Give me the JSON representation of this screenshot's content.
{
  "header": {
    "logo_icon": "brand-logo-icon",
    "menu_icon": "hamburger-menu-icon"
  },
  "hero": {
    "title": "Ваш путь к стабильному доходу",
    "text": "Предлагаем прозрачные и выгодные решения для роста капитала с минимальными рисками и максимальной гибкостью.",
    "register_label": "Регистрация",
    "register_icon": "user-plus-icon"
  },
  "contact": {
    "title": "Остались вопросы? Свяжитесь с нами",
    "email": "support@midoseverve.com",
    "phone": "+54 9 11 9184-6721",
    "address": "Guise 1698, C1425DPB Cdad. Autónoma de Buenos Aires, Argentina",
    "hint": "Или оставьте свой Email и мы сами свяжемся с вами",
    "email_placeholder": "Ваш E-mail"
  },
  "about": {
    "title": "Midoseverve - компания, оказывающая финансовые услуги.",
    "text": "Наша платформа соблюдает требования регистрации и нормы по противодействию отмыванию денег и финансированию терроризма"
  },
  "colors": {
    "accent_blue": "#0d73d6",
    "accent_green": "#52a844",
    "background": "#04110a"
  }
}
============
• Stated task:
Restate the whole listing exactly.

• Written answer:
Give me the JSON representation of this screenshot's content.
{
  "header": {
    "logo_icon": "brand-logo-icon",
    "menu_icon": "hamburger-menu-icon"
  },
  "hero": {
    "title": "Ваш путь к стабильному доходу",
    "text": "Предлагаем прозрачные и выгодные решения для роста капитала с минимальными рисками и максимальной гибкостью.",
    "register_label": "Регистрация",
    "register_icon": "user-plus-icon"
  },
  "contact": {
    "title": "Остались вопросы? Свяжитесь с нами",
    "email": "support@midoseverve.com",
    "phone": "+54 9 11 9184-6721",
    "address": "Guise 1698, C1425DPB Cdad. Autónoma de Buenos Aires, Argentina",
    "hint": "Или оставьте свой Email и мы сами свяжемся с вами",
    "email_placeholder": "Ваш E-mail"
  },
  "about": {
    "title": "Midoseverve - компания, оказывающая финансовые услуги.",
    "text": "Наша платформа соблюдает требования регистрации и нормы по противодействию отмыванию денег и финансированию терроризма"
  },
  "colors": {
    "accent_blue": "#0d73d6",
    "accent_green": "#52a844",
    "background": "#04110a"
  }
}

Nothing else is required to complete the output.